--- start ---

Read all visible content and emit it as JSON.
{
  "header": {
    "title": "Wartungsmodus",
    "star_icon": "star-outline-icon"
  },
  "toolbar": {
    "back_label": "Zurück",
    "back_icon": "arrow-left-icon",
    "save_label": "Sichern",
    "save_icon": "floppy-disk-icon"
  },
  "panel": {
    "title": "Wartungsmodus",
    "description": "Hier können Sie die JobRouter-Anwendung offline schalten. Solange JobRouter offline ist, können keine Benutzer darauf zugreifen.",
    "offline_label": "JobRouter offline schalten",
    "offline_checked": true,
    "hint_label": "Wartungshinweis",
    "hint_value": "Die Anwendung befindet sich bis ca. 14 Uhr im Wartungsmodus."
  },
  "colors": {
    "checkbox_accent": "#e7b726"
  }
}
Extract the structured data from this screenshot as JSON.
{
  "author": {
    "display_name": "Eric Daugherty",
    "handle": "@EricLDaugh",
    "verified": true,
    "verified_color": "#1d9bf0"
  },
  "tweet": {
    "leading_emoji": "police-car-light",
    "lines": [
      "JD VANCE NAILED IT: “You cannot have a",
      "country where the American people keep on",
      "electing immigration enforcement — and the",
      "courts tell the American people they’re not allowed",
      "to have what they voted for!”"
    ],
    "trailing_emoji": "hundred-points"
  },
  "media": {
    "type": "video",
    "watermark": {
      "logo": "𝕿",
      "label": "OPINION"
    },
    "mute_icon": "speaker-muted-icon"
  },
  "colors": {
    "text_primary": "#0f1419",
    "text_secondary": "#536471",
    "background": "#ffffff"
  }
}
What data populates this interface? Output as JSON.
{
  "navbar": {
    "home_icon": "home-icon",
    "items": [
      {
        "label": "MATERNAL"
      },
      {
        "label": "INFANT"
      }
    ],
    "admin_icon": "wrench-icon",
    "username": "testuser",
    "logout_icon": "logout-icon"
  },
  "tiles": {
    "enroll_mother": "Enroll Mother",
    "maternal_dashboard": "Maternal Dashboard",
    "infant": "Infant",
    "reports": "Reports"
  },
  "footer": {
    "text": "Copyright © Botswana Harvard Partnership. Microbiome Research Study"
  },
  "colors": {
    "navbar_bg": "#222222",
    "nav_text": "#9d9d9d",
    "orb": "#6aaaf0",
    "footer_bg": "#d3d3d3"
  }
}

--- end ---

Using the material above, report each line where "people" occurs.

FULL SOLUTION —
      "country where the American people keep on",
      "courts tell the American people they’re not allowed",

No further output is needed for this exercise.